[Opening Material to process section]

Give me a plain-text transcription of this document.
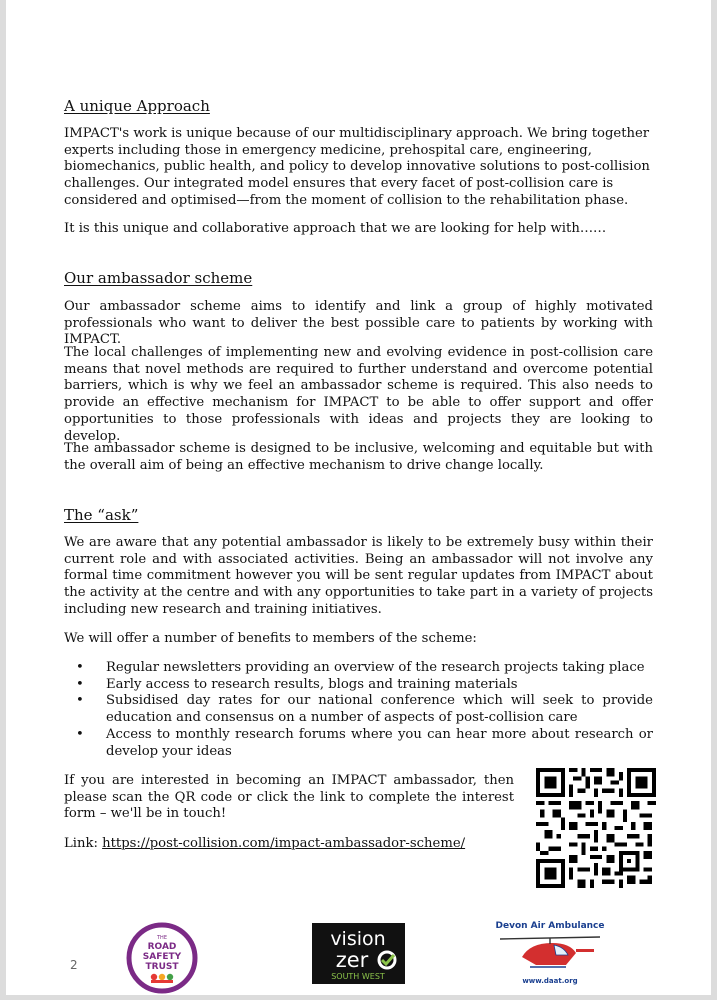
A unique Approach

IMPACT's work is unique because of our multidisciplinary approach. We bring together experts including those in emergency medicine, prehospital care, engineering, biomechanics, public health, and policy to develop innovative solutions to post-collision challenges. Our integrated model ensures that every facet of post-collision care is considered and optimised—from the moment of collision to the rehabilitation phase.

It is this unique and collaborative approach that we are looking for help with……

Our ambassador scheme

Our ambassador scheme aims to identify and link a group of highly motivated professionals who want to deliver the best possible care to patients by working with IMPACT.

The local challenges of implementing new and evolving evidence in post-collision care means that novel methods are required to further understand and overcome potential barriers, which is why we feel an ambassador scheme is required. This also needs to provide an effective mechanism for IMPACT to be able to offer support and offer opportunities to those professionals with ideas and projects they are looking to develop.

The ambassador scheme is designed to be inclusive, welcoming and equitable but with the overall aim of being an effective mechanism to drive change locally.

The “ask”

We are aware that any potential ambassador is likely to be extremely busy within their current role and with associated activities. Being an ambassador will not involve any formal time commitment however you will be sent regular updates from IMPACT about the activity at the centre and with any opportunities to take part in a variety of projects including new research and training initiatives.

We will offer a number of benefits to members of the scheme:

• Regular newsletters providing an overview of the research projects taking place
• Early access to research results, blogs and training materials
• Subsidised day rates for our national conference which will seek to provide education and consensus on a number of aspects of post-collision care
• Access to monthly research forums where you can hear more about research or develop your ideas

If you are interested in becoming an IMPACT ambassador, then please scan the QR code or click the link to complete the interest form – we'll be in touch!

Link: https://post-collision.com/impact-ambassador-scheme/

2
THE
ROAD
SAFETY
TRUST
vision
zer
SOUTH WEST
Devon Air Ambulance
www.daat.org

[Closing Material to process section]

Requirement:
Repeat the records above exactly, without pictures.

Response for this exercise:
Give me a plain-text transcription of this document.
A unique Approach

IMPACT's work is unique because of our multidisciplinary approach. We bring together experts including those in emergency medicine, prehospital care, engineering, biomechanics, public health, and policy to develop innovative solutions to post-collision challenges. Our integrated model ensures that every facet of post-collision care is considered and optimised—from the moment of collision to the rehabilitation phase.

It is this unique and collaborative approach that we are looking for help with……

Our ambassador scheme

Our ambassador scheme aims to identify and link a group of highly motivated professionals who want to deliver the best possible care to patients by working with IMPACT.

The local challenges of implementing new and evolving evidence in post-collision care means that novel methods are required to further understand and overcome potential barriers, which is why we feel an ambassador scheme is required. This also needs to provide an effective mechanism for IMPACT to be able to offer support and offer opportunities to those professionals with ideas and projects they are looking to develop.

The ambassador scheme is designed to be inclusive, welcoming and equitable but with the overall aim of being an effective mechanism to drive change locally.

The “ask”

We are aware that any potential ambassador is likely to be extremely busy within their current role and with associated activities. Being an ambassador will not involve any formal time commitment however you will be sent regular updates from IMPACT about the activity at the centre and with any opportunities to take part in a variety of projects including new research and training initiatives.

We will offer a number of benefits to members of the scheme:

• Regular newsletters providing an overview of the research projects taking place
• Early access to research results, blogs and training materials
• Subsidised day rates for our national conference which will seek to provide education and consensus on a number of aspects of post-collision care
• Access to monthly research forums where you can hear more about research or develop your ideas

If you are interested in becoming an IMPACT ambassador, then please scan the QR code or click the link to complete the interest form – we'll be in touch!

Link: https://post-collision.com/impact-ambassador-scheme/

2
THE
ROAD
SAFETY
TRUST
vision
zer
SOUTH WEST
Devon Air Ambulance
www.daat.org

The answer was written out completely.